Directive: From the listing below, pick out each line with the word "Diocesano".

Source data:

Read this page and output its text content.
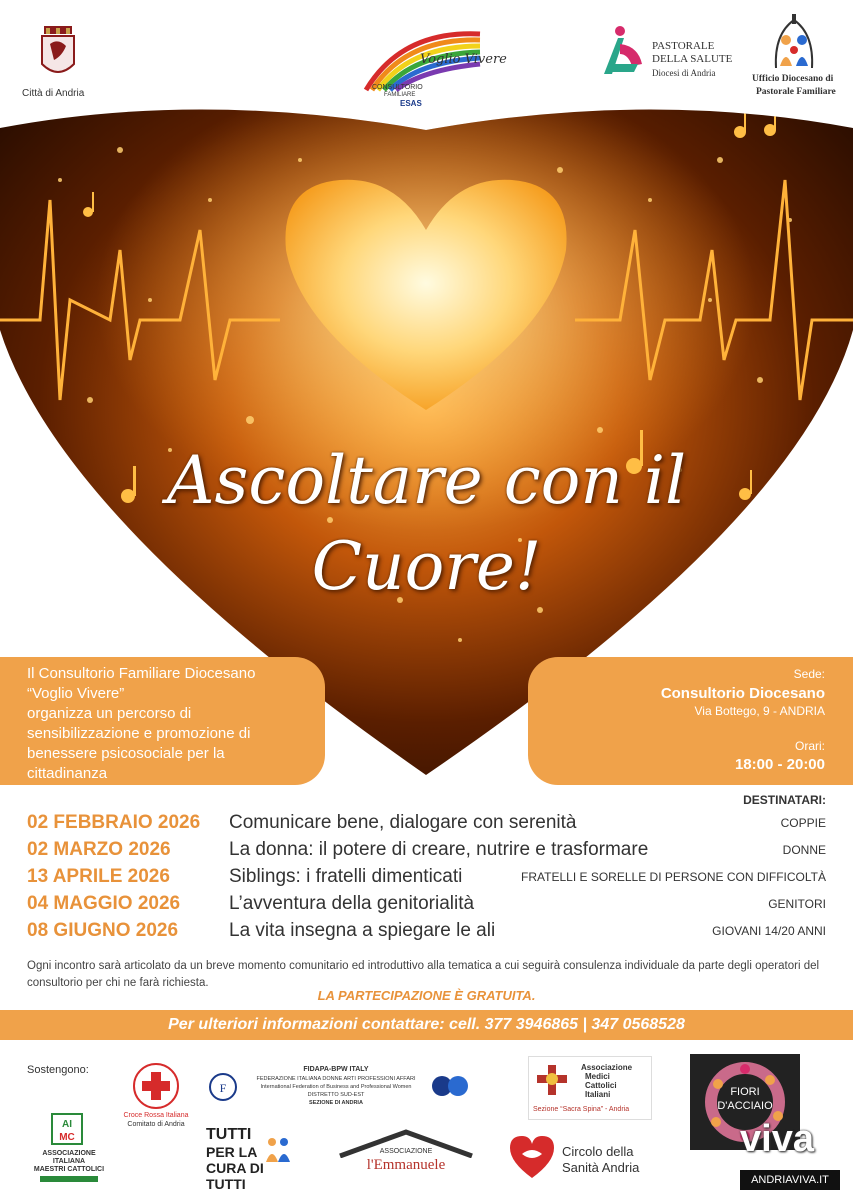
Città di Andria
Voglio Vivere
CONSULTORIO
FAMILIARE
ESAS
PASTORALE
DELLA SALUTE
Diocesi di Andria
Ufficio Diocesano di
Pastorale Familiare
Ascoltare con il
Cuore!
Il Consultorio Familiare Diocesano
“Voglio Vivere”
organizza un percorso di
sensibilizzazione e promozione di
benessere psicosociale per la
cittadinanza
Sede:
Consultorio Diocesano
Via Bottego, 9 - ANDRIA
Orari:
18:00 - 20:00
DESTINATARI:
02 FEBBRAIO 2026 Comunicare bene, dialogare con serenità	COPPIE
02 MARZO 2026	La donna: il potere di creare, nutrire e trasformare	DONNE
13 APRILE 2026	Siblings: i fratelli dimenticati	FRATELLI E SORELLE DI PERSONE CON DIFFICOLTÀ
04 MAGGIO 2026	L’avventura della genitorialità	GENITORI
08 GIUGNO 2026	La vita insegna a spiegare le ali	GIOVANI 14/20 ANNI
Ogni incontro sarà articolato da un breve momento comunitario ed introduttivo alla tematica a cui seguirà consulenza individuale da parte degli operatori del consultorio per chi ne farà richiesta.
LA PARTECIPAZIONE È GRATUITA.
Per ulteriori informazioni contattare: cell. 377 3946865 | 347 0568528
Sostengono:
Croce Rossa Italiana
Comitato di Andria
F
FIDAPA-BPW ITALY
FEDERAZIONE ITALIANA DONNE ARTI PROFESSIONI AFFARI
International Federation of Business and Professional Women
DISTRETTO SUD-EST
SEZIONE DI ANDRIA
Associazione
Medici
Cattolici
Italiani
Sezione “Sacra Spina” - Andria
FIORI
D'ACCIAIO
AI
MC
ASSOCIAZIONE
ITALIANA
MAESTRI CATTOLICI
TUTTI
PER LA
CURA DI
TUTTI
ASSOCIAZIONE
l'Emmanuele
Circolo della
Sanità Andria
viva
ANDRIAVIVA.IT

...

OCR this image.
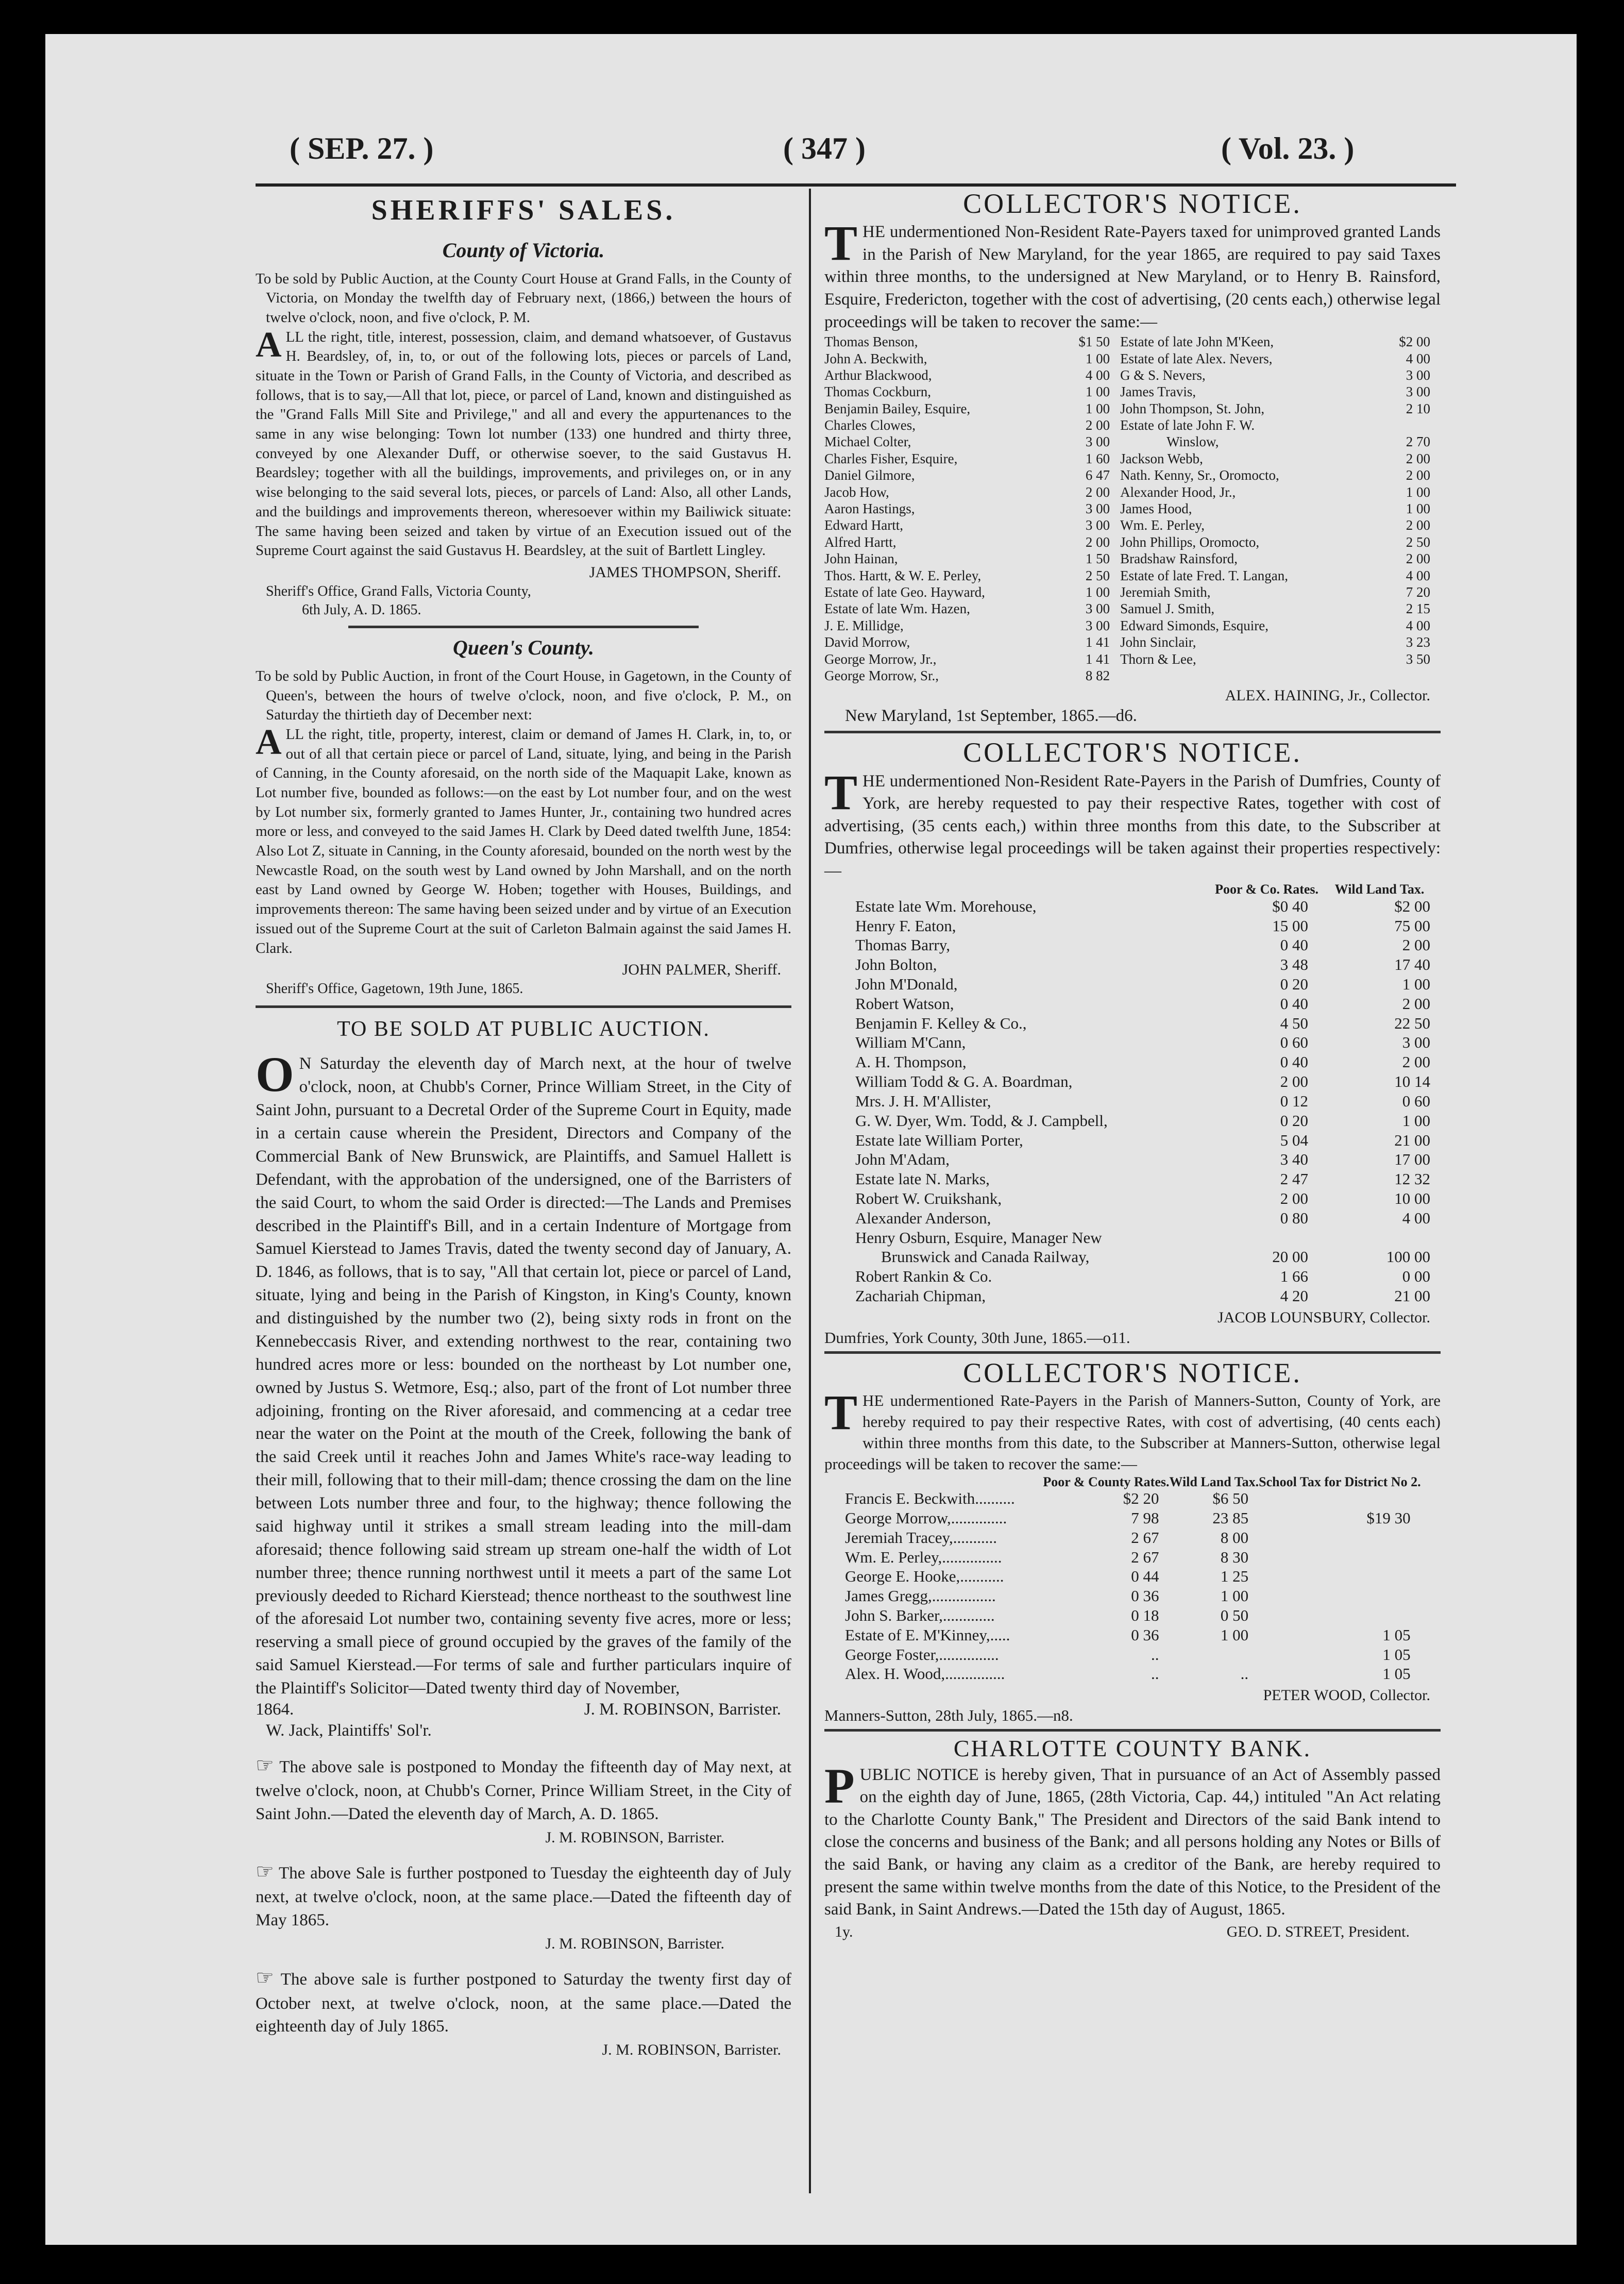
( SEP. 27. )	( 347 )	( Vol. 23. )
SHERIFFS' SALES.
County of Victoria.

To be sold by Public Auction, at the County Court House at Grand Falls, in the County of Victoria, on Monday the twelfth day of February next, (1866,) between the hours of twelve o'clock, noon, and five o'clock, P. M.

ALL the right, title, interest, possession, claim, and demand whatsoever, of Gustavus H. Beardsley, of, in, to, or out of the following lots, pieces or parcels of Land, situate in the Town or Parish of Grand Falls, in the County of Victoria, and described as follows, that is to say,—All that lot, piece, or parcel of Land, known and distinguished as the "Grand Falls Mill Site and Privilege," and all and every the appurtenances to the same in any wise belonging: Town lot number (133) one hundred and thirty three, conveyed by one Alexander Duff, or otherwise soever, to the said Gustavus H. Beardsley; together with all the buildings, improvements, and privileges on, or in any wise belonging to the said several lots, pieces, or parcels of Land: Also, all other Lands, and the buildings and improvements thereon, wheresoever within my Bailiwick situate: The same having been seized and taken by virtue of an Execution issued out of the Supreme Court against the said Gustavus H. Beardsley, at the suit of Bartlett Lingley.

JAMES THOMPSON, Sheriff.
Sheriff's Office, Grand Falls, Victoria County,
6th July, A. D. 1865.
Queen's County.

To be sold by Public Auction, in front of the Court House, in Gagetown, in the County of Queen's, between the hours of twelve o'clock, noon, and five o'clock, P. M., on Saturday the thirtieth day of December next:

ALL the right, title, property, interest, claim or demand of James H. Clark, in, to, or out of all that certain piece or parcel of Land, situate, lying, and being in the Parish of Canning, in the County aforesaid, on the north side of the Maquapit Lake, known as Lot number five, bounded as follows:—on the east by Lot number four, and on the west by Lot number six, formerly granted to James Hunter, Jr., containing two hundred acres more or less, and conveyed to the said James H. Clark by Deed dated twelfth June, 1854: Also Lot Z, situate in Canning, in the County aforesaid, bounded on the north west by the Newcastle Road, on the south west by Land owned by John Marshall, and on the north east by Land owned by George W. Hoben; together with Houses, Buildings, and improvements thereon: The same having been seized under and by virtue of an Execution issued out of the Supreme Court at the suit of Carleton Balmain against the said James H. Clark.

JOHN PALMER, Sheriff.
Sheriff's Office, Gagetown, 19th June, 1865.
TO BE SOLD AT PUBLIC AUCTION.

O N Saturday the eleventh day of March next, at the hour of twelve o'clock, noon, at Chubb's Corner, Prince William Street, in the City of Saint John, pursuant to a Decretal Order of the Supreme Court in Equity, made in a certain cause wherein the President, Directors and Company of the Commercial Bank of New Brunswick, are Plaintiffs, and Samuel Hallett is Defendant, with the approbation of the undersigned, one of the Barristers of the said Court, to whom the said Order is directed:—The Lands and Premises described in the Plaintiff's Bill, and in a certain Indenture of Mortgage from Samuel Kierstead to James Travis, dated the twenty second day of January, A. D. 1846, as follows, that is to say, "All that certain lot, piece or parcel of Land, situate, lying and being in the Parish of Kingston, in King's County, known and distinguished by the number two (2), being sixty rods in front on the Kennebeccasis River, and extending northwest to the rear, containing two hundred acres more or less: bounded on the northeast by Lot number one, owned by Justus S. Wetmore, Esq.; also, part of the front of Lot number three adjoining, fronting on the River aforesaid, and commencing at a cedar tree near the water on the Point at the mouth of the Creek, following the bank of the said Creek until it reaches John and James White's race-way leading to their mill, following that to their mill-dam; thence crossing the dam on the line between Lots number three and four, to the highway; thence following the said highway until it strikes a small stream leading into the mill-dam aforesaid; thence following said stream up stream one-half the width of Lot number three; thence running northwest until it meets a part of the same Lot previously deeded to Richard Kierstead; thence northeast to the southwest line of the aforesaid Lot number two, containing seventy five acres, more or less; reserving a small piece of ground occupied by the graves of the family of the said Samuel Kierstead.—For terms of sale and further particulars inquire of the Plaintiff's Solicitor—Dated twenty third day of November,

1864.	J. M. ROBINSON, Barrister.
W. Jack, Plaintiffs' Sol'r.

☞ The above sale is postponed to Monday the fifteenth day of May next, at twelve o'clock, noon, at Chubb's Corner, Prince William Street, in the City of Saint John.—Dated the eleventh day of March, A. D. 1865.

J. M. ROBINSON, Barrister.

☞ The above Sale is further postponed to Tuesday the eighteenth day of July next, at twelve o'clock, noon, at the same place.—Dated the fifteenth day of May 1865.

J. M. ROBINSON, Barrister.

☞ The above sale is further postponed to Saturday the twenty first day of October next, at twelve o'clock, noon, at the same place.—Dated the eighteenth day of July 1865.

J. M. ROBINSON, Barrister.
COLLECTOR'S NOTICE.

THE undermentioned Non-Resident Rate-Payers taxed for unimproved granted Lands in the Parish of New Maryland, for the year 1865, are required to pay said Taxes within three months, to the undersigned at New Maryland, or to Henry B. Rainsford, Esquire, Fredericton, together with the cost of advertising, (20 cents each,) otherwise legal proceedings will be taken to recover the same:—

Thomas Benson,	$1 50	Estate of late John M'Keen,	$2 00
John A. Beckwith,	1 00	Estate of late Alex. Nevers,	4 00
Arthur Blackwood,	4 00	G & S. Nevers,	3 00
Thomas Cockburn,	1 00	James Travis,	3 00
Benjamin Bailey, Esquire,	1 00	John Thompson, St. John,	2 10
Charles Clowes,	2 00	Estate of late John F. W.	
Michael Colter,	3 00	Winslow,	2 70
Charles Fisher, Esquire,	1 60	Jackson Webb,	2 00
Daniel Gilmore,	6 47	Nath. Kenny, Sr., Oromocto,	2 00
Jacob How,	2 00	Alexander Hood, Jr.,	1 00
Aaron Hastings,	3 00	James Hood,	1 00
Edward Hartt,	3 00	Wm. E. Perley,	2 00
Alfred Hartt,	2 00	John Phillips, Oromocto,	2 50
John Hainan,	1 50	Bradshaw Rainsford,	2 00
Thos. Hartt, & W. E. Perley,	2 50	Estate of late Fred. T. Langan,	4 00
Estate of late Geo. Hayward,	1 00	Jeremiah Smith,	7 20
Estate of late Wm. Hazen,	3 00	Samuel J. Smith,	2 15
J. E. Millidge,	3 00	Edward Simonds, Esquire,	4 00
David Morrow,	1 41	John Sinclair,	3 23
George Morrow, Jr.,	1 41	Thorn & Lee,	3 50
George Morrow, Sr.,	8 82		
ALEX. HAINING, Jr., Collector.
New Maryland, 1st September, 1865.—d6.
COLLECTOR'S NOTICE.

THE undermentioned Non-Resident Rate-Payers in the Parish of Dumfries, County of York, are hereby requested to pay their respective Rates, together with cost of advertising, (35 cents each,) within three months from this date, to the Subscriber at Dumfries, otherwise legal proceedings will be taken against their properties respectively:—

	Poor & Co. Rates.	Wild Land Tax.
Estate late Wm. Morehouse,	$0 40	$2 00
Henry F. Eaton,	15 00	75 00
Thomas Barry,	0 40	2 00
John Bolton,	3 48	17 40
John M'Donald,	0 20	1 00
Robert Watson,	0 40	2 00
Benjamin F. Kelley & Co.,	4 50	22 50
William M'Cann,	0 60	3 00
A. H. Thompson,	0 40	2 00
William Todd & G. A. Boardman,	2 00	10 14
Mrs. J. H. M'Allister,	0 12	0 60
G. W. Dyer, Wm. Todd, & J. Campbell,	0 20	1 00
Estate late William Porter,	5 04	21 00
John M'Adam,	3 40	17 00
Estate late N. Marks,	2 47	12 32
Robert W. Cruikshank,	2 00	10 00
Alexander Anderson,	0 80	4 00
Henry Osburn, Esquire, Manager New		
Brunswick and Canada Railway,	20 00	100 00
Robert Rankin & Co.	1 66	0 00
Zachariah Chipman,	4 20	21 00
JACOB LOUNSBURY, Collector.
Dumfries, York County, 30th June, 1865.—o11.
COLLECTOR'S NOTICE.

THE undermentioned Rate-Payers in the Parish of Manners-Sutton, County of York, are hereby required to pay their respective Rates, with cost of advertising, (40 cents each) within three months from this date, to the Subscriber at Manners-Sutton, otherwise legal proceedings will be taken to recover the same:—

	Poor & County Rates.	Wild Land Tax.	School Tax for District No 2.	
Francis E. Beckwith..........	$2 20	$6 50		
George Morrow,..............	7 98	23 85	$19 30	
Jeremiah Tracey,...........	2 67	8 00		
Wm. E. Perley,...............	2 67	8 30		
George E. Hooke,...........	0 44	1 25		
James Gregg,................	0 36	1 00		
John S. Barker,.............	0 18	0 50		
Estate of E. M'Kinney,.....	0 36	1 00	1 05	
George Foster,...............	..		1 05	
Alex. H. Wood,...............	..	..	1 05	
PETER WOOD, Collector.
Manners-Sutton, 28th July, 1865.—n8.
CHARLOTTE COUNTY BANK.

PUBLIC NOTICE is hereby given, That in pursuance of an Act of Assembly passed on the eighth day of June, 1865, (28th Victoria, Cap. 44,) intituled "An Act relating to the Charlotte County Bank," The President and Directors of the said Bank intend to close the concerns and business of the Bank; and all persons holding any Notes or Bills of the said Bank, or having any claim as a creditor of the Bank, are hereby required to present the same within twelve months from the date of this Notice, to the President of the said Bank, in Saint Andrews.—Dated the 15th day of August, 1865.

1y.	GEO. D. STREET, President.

Response:
Ufficio Diocesano di
Il Consultorio Familiare Diocesano
Consultorio Diocesano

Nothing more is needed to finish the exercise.